Triple-quoted strings are one big string. Nothing is evaluated inside them. The % part is all part of the string. You'd need to have it operating on the actual string.
def func(animalType):
    """
    This is a sample function.
    @param animalType: "It takes one of these animal types %(ANIMAL_TYPES)s"
    """ % {'ANIMAL_TYPES': ANIMAL_TYPES}
I'm not certain this will work properly, though; docstrings are a bit magic.
 This will not work; the docstring is evaluated at compile time (as the first statement in the function, given it is a string literal—once it's got the % in it it's not just a string literal), string formatting takes place at runtime, so __doc__ will be empty:
>>> def a(): 'docstring works'
...

WORK INSTRUCTION 1 –
In the text on Python docstrings, when is a docstring evaluated?
WORK INSTRUCTION 2 –
Reproduce part of the text on Python docstrings, starting with "Triple-quoted strings are" and going on through "a sample function.".
WORK INSTRUCTION 3 –
Take the text on Python docstrings further, picking up right after its last line.
The material that follows has no connection to the text on Python docstrings.

Collected data entries
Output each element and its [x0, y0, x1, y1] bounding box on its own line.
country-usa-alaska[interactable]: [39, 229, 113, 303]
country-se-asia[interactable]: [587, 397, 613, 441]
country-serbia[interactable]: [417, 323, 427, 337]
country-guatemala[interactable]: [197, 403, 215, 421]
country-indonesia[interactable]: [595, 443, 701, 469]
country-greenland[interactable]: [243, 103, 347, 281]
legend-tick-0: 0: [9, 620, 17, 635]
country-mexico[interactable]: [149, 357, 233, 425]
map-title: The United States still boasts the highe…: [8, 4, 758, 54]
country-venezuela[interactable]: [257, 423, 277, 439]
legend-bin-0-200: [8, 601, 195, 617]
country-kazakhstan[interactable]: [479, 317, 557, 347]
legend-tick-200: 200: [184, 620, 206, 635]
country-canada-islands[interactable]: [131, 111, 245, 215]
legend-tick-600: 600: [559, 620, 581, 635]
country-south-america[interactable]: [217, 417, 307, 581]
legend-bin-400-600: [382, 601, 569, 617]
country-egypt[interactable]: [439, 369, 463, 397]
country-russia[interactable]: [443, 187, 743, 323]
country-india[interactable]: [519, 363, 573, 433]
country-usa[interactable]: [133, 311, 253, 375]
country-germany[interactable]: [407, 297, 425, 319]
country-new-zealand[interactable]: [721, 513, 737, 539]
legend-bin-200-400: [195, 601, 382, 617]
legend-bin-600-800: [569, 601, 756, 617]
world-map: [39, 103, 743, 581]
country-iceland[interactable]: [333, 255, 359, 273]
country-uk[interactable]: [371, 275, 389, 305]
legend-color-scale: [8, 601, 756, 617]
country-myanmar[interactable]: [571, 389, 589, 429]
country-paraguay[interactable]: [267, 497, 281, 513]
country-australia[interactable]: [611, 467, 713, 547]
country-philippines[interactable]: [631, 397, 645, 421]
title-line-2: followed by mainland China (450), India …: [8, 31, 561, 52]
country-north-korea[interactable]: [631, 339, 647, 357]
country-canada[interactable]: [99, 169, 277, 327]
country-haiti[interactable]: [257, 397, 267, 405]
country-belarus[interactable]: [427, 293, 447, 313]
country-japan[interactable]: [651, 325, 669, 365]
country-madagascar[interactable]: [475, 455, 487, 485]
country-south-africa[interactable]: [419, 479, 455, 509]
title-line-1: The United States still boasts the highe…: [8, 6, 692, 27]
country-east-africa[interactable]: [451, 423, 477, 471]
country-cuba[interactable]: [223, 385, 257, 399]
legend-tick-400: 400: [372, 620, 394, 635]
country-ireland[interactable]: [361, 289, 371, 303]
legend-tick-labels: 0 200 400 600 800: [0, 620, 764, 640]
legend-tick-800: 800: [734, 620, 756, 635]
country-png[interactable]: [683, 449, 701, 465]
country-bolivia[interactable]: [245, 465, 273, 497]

WRITTEN RESPONSE 1 –
At compile time.

WRITTEN RESPONSE 2 –
Triple-quoted strings are one big string. Nothing is evaluated inside them. The % part is all part of the string. You'd need to have it operating on the actual string.
def func(animalType):
    """
    This is a sample function.

WRITTEN RESPONSE 3 –
>>> a.__doc__
'docstring works'
>>> def b(): "formatted docstring doesn't work %s" % ':-('
... 
>>> b.__doc__
>>> 
If you wanted to work this way, you'd need to do func.__doc__ %= {'ANIMAL_TYPES': ANIMAL_TYPES} after the function is defined. Be aware that this would then break on python -OO if you didn't check that __doc__ was defined, as -OO strips docstrings.
>>> def c(): "formatted docstring works %s"
... 
>>> c.__doc__
"formatted docstring works %s"
>>> c.__doc__ %= 'after'
>>> c.__doc__
"formatted docstring works after"
This is not the standard technique anyway; the standard technique is to reference the appropriate constant: "Takes one of the animal types in ANIMAL_TYPES", or similar.